* _DIRECTION_
Copy every entry word for word, but skip the pictures.

* _RECORDS PROVIDED_

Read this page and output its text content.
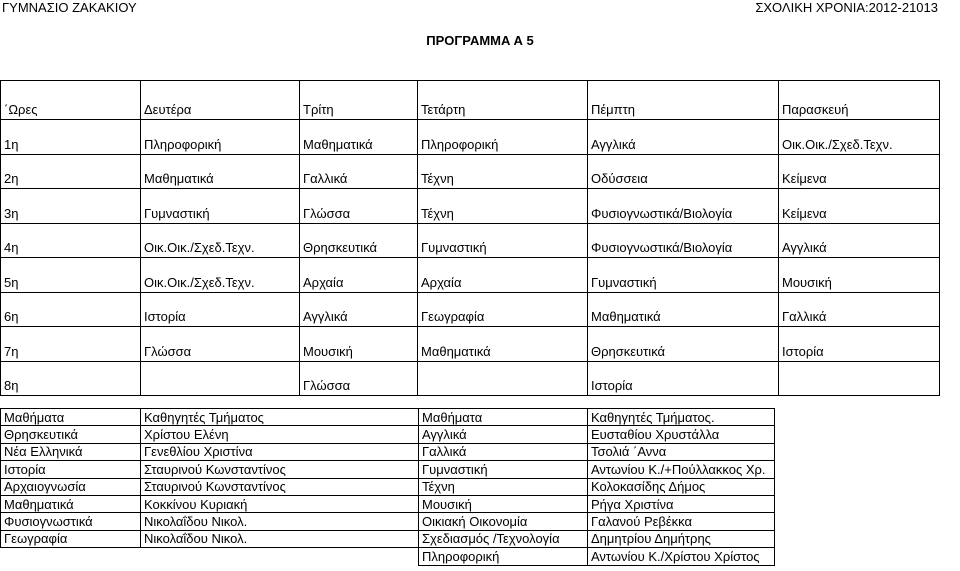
ΓΥΜΝΑΣΙΟ ΖΑΚΑΚΙΟΥ	ΣΧΟΛΙΚΗ ΧΡΟΝΙΑ:2012-21013
ΠΡΟΓΡΑΜΜΑ Α 5
΄Ωρες	Δευτέρα	Τρίτη	Τετάρτη	Πέμπτη	Παρασκευή
1η	Πληροφορική	Μαθηματικά	Πληροφορική	Αγγλικά	Οικ.Οικ./Σχεδ.Τεχν.
2η	Μαθηματικά	Γαλλικά	Τέχνη	Οδύσσεια	Κείμενα
3η	Γυμναστική	Γλώσσα	Τέχνη	Φυσιογνωστικά/Βιολογία	Κείμενα
4η	Οικ.Οικ./Σχεδ.Τεχν.	Θρησκευτικά	Γυμναστική	Φυσιογνωστικά/Βιολογία	Αγγλικά
5η	Οικ.Οικ./Σχεδ.Τεχν.	Αρχαία	Αρχαία	Γυμναστική	Μουσική
6η	Ιστορία	Αγγλικά	Γεωγραφία	Μαθηματικά	Γαλλικά
7η	Γλώσσα	Μουσική	Μαθηματικά	Θρησκευτικά	Ιστορία
8η		Γλώσσα		Ιστορία	
Μαθήματα	Καθηγητές Τμήματος	Μαθήματα	Καθηγητές Τμήματος.
Θρησκευτικά	Χρίστου Ελένη	Αγγλικά	Ευσταθίου Χρυστάλλα
Νέα Ελληνικά	Γενεθλίου Χριστίνα	Γαλλικά	Τσολιά ΄Αννα
Ιστορία	Σταυρινού Κωνσταντίνος	Γυμναστική	Αντωνίου Κ./+Πούλλακκος Χρ.
Αρχαιογνωσία	Σταυρινού Κωνσταντίνος	Τέχνη	Κολοκασίδης Δήμος
Μαθηματικά	Κοκκίνου Κυριακή	Μουσική	Ρήγα Χριστίνα
Φυσιογνωστικά	Νικολαΐδου Νικολ.	Οικιακή Οικονομία	Γαλανού Ρεβέκκα
Γεωγραφία	Νικολαΐδου Νικολ.	Σχεδιασμός /Τεχνολογία	Δημητρίου Δημήτρης
		Πληροφορική	Αντωνίου Κ./Χρίστου Χρίστος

* _ANSWER TO THIS EXERCISE_
Read this page and output its text content.
ΓΥΜΝΑΣΙΟ ΖΑΚΑΚΙΟΥ	ΣΧΟΛΙΚΗ ΧΡΟΝΙΑ:2012-21013
ΠΡΟΓΡΑΜΜΑ Α 5
΄Ωρες	Δευτέρα	Τρίτη	Τετάρτη	Πέμπτη	Παρασκευή
1η	Πληροφορική	Μαθηματικά	Πληροφορική	Αγγλικά	Οικ.Οικ./Σχεδ.Τεχν.
2η	Μαθηματικά	Γαλλικά	Τέχνη	Οδύσσεια	Κείμενα
3η	Γυμναστική	Γλώσσα	Τέχνη	Φυσιογνωστικά/Βιολογία	Κείμενα
4η	Οικ.Οικ./Σχεδ.Τεχν.	Θρησκευτικά	Γυμναστική	Φυσιογνωστικά/Βιολογία	Αγγλικά
5η	Οικ.Οικ./Σχεδ.Τεχν.	Αρχαία	Αρχαία	Γυμναστική	Μουσική
6η	Ιστορία	Αγγλικά	Γεωγραφία	Μαθηματικά	Γαλλικά
7η	Γλώσσα	Μουσική	Μαθηματικά	Θρησκευτικά	Ιστορία
8η		Γλώσσα		Ιστορία	
Μαθήματα	Καθηγητές Τμήματος	Μαθήματα	Καθηγητές Τμήματος.
Θρησκευτικά	Χρίστου Ελένη	Αγγλικά	Ευσταθίου Χρυστάλλα
Νέα Ελληνικά	Γενεθλίου Χριστίνα	Γαλλικά	Τσολιά ΄Αννα
Ιστορία	Σταυρινού Κωνσταντίνος	Γυμναστική	Αντωνίου Κ./+Πούλλακκος Χρ.
Αρχαιογνωσία	Σταυρινού Κωνσταντίνος	Τέχνη	Κολοκασίδης Δήμος
Μαθηματικά	Κοκκίνου Κυριακή	Μουσική	Ρήγα Χριστίνα
Φυσιογνωστικά	Νικολαΐδου Νικολ.	Οικιακή Οικονομία	Γαλανού Ρεβέκκα
Γεωγραφία	Νικολαΐδου Νικολ.	Σχεδιασμός /Τεχνολογία	Δημητρίου Δημήτρης
		Πληροφορική	Αντωνίου Κ./Χρίστου Χρίστος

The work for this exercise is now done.